Layout annotation data
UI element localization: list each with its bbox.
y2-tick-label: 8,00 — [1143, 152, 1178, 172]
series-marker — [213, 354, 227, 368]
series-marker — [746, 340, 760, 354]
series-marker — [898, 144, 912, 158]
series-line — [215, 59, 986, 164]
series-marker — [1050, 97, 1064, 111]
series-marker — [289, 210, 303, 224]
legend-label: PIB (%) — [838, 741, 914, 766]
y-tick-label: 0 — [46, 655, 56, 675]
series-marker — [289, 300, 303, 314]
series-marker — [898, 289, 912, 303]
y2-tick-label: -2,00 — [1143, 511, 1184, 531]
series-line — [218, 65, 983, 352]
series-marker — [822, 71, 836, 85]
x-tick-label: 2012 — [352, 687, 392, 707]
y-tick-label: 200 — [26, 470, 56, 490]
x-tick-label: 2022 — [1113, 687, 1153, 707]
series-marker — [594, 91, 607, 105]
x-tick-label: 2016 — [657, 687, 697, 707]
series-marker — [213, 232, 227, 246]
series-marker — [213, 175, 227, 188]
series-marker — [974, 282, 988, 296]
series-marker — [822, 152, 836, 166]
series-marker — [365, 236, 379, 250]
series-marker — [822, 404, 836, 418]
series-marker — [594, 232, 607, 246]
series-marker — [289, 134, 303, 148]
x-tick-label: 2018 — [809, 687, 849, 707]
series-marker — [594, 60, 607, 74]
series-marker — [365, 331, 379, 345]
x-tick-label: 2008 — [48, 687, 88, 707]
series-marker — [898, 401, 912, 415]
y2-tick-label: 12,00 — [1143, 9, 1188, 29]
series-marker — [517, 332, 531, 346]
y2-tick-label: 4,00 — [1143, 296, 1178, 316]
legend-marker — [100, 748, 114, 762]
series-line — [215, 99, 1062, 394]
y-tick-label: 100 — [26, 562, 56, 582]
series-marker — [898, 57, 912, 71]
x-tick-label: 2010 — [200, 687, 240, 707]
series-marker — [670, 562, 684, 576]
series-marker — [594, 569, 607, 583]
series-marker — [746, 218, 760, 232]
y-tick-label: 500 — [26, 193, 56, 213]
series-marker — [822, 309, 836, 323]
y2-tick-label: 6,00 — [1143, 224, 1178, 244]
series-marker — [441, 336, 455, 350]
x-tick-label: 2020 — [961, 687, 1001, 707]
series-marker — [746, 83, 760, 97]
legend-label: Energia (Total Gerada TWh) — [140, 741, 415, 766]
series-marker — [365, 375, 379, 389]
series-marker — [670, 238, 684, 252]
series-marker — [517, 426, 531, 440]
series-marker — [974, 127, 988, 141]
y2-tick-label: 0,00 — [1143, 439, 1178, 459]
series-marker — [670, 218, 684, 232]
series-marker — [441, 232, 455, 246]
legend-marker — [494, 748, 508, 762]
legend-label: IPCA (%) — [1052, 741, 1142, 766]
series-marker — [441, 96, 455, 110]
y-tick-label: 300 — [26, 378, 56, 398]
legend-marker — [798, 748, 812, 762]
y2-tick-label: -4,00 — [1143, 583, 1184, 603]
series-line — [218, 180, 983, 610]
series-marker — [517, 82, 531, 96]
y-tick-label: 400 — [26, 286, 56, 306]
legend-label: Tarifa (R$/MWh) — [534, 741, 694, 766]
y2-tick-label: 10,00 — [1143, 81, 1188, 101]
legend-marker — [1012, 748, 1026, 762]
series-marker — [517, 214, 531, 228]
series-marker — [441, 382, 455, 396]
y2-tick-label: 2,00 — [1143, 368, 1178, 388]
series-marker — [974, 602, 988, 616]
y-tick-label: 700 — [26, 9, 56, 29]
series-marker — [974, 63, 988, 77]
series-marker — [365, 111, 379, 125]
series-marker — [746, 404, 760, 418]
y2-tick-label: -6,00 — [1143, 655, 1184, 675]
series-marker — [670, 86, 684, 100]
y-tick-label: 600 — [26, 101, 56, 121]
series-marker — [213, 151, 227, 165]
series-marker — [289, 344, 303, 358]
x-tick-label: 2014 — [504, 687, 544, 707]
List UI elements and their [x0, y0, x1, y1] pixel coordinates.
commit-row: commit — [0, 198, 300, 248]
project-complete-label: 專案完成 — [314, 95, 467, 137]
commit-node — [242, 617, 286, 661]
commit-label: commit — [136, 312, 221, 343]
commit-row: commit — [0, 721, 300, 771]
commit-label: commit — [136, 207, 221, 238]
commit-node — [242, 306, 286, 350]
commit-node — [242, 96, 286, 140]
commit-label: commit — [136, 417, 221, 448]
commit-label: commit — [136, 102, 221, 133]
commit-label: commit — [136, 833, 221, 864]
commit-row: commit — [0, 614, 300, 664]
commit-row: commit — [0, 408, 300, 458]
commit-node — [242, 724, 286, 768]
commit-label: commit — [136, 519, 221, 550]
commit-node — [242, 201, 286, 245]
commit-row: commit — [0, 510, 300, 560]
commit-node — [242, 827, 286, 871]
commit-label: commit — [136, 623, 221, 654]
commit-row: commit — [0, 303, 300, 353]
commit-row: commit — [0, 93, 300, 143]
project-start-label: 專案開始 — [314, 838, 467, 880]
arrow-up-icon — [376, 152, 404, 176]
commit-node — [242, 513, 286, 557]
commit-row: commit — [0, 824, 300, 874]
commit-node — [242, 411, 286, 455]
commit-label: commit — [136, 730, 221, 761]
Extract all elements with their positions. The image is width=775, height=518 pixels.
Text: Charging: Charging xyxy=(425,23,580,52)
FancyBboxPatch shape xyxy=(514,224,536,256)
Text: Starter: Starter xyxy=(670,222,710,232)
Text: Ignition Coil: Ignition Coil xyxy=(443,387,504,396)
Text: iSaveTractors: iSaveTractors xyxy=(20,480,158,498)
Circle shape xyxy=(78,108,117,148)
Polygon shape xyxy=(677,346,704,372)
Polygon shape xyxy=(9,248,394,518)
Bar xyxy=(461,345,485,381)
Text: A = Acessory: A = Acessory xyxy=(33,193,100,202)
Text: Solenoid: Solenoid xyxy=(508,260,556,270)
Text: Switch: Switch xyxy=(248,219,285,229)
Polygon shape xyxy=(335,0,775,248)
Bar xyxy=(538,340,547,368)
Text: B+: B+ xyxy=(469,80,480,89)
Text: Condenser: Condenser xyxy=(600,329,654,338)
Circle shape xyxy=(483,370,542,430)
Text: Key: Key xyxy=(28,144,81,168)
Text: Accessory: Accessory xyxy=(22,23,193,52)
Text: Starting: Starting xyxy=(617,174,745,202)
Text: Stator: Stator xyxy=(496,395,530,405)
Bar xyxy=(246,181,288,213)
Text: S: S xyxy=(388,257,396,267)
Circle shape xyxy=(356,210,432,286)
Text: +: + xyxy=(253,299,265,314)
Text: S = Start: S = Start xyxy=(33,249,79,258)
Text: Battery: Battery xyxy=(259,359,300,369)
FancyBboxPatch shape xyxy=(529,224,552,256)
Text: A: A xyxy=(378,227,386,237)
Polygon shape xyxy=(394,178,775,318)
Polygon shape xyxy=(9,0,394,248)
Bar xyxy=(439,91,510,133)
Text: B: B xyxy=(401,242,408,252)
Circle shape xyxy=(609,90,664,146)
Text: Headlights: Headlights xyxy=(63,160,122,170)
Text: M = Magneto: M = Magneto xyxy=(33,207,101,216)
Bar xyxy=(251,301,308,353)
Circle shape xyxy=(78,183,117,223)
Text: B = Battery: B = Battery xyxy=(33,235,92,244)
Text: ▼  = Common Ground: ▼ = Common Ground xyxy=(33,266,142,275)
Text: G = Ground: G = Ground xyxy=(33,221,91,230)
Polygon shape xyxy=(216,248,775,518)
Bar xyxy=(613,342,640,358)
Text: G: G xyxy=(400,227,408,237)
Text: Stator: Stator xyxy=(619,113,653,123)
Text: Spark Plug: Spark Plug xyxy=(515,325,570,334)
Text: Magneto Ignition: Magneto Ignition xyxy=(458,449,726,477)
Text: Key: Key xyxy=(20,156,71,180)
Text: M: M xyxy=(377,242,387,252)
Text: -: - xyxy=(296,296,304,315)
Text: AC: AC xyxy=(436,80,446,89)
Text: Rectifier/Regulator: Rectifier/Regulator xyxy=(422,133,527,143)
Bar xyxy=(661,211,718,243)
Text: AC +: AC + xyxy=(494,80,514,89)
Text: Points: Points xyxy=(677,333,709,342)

DESCRIPTION OF THE TASK: Return, with no changes, the lines of the material from its first line through the line containing "series-marker — [594, 60, 607, 74]", including both ends.

EXERCISE SOLUTION:
UI element localization: list each with its bbox.
y2-tick-label: 8,00 — [1143, 152, 1178, 172]
series-marker — [213, 354, 227, 368]
series-marker — [746, 340, 760, 354]
series-marker — [898, 144, 912, 158]
series-line — [215, 59, 986, 164]
series-marker — [1050, 97, 1064, 111]
series-marker — [289, 210, 303, 224]
legend-label: PIB (%) — [838, 741, 914, 766]
y-tick-label: 0 — [46, 655, 56, 675]
series-marker — [289, 300, 303, 314]
series-marker — [898, 289, 912, 303]
y2-tick-label: -2,00 — [1143, 511, 1184, 531]
series-line — [218, 65, 983, 352]
series-marker — [822, 71, 836, 85]
x-tick-label: 2012 — [352, 687, 392, 707]
y-tick-label: 200 — [26, 470, 56, 490]
x-tick-label: 2022 — [1113, 687, 1153, 707]
series-marker — [594, 91, 607, 105]
x-tick-label: 2016 — [657, 687, 697, 707]
series-marker — [213, 232, 227, 246]
series-marker — [213, 175, 227, 188]
series-marker — [974, 282, 988, 296]
series-marker — [822, 152, 836, 166]
series-marker — [365, 236, 379, 250]
series-marker — [822, 404, 836, 418]
series-marker — [594, 232, 607, 246]
series-marker — [289, 134, 303, 148]
x-tick-label: 2018 — [809, 687, 849, 707]
series-marker — [594, 60, 607, 74]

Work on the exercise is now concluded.